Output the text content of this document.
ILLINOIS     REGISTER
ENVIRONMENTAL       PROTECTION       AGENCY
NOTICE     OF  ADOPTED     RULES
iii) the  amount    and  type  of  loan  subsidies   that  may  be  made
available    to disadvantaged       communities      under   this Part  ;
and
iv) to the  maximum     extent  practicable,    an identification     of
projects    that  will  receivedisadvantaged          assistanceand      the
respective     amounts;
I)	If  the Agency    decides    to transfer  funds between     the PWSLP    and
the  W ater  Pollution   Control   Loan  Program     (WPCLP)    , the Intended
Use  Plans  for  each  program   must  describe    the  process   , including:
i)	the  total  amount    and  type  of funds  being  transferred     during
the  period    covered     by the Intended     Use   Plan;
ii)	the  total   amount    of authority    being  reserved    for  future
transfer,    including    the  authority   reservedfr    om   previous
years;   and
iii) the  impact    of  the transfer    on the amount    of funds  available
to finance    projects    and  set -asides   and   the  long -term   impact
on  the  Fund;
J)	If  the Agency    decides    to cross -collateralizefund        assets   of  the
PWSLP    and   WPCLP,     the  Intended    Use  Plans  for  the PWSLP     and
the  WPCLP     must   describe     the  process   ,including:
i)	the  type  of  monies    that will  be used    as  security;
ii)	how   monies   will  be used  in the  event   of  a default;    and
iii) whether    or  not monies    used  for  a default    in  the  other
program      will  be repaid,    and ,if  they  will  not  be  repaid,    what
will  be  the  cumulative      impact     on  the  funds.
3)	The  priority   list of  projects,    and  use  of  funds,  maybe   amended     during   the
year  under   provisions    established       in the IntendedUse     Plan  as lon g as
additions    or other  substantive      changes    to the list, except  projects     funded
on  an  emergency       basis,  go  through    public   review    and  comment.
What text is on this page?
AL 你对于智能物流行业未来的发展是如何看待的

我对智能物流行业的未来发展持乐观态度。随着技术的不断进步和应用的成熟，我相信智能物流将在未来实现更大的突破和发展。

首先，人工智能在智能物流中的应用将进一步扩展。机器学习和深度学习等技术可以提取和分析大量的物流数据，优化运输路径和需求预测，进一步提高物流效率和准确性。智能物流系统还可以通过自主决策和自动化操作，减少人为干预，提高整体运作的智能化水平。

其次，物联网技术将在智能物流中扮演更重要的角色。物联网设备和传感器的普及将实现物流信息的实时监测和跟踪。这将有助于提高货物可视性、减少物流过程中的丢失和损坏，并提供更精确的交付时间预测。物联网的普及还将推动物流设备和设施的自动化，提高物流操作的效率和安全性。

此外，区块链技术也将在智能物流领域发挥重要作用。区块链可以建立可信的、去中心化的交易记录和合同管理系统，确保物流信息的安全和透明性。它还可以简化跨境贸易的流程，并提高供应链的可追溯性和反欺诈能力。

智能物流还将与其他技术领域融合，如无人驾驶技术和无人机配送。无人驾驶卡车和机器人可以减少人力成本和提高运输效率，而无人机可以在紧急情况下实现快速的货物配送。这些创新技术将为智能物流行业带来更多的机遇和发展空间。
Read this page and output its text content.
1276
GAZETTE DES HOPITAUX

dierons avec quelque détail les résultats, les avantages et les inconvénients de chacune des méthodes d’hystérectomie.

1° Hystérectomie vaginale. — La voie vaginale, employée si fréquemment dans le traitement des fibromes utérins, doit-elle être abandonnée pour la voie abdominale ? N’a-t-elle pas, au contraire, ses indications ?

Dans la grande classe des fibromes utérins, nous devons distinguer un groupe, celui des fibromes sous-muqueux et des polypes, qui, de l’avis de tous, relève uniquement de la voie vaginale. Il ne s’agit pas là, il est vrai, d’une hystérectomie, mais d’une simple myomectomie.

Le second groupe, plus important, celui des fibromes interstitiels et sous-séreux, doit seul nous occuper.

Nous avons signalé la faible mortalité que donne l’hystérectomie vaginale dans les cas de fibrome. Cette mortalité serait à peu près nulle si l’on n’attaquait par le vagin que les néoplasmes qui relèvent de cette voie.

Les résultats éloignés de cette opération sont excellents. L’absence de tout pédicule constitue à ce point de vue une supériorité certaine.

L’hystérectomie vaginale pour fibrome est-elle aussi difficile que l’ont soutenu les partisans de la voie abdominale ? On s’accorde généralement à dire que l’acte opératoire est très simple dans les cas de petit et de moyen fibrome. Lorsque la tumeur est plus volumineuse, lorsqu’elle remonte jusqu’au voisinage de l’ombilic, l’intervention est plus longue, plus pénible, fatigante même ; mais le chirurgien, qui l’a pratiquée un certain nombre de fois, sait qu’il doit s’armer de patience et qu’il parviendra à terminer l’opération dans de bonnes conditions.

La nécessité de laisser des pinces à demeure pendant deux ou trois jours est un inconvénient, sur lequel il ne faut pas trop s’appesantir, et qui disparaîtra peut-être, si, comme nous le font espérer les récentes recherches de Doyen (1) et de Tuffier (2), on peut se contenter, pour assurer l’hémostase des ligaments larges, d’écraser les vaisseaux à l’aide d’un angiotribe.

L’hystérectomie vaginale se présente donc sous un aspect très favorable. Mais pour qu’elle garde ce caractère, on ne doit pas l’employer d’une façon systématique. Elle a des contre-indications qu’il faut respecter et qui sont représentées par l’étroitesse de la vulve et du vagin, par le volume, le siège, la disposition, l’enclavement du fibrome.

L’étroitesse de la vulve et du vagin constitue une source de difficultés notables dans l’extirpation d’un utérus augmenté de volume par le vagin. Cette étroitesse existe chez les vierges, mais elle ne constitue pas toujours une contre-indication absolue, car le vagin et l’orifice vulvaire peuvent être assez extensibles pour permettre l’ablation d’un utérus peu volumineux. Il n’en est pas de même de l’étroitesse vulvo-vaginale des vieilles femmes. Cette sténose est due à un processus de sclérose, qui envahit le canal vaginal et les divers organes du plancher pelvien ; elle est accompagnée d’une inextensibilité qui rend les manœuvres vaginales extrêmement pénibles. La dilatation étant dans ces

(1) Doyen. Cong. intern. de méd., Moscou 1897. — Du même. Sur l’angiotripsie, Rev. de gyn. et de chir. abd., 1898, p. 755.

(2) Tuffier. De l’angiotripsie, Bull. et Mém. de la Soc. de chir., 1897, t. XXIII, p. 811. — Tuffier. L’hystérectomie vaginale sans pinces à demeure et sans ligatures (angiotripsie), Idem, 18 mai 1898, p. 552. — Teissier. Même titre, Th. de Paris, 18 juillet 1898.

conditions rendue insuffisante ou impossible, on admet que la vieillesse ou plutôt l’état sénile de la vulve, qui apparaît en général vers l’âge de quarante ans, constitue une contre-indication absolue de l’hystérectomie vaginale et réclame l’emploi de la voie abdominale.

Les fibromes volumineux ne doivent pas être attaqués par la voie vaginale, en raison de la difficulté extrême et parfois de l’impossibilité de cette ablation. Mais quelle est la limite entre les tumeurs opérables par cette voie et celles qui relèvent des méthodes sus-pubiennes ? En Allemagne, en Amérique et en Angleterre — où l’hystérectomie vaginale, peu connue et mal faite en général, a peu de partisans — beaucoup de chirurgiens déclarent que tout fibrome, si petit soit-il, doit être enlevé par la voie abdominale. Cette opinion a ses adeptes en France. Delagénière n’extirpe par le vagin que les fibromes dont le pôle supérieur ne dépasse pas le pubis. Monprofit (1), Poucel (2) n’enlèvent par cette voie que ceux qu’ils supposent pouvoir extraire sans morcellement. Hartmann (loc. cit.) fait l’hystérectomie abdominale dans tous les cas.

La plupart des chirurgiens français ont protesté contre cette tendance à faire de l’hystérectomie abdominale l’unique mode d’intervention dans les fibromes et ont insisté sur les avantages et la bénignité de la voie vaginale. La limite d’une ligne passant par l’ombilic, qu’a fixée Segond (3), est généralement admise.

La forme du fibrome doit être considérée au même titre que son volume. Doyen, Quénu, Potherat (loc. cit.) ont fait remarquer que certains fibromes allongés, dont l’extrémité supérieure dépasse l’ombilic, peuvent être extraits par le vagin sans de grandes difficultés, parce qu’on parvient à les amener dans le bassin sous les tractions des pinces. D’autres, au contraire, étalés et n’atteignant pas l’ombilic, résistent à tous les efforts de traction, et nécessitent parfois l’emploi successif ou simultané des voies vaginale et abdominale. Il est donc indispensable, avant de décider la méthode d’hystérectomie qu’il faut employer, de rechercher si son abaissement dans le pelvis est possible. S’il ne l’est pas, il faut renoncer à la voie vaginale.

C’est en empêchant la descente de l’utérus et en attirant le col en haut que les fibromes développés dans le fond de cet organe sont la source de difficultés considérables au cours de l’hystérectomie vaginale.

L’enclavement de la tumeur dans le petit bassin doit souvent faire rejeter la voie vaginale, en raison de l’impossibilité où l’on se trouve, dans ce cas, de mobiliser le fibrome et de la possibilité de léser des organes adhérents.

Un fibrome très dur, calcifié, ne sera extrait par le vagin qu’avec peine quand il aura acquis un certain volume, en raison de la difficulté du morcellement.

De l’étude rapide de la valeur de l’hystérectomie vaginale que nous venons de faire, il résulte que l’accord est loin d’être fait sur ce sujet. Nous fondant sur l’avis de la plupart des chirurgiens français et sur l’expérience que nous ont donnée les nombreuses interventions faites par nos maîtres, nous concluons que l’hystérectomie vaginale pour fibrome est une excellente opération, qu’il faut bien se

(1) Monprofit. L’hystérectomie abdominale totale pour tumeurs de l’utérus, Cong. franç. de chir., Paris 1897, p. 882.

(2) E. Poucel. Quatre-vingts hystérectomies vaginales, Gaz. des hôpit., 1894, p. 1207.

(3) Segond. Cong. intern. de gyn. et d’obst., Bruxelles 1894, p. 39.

■ ■ ■ ■ ■

**EXERCISE GOAL:** Filter the records above and return every line that holds the word "étroitesse".

**EXERCISE SOLUTION:**
L’hystérectomie vaginale se présente donc sous un aspect très favorable. Mais pour qu’elle garde ce caractère, on ne doit pas l’employer d’une façon systématique. Elle a des contre-indications qu’il faut respecter et qui sont représentées par l’étroitesse de la vulve et du vagin, par le volume, le siège, la disposition, l’enclavement du fibrome.
L’étroitesse de la vulve et du vagin constitue une source de difficultés notables dans l’extirpation d’un utérus augmenté de volume par le vagin. Cette étroitesse existe chez les vierges, mais elle ne constitue pas toujours une contre-indication absolue, car le vagin et l’orifice vulvaire peuvent être assez extensibles pour permettre l’ablation d’un utérus peu volumineux. Il n’en est pas de même de l’étroitesse vulvo-vaginale des vieilles femmes. Cette sténose est due à un processus de sclérose, qui envahit le canal vaginal et les divers organes du plancher pelvien ; elle est accompagnée d’une inextensibilité qui rend les manœuvres vaginales extrêmement pénibles. La dilatation étant dans ces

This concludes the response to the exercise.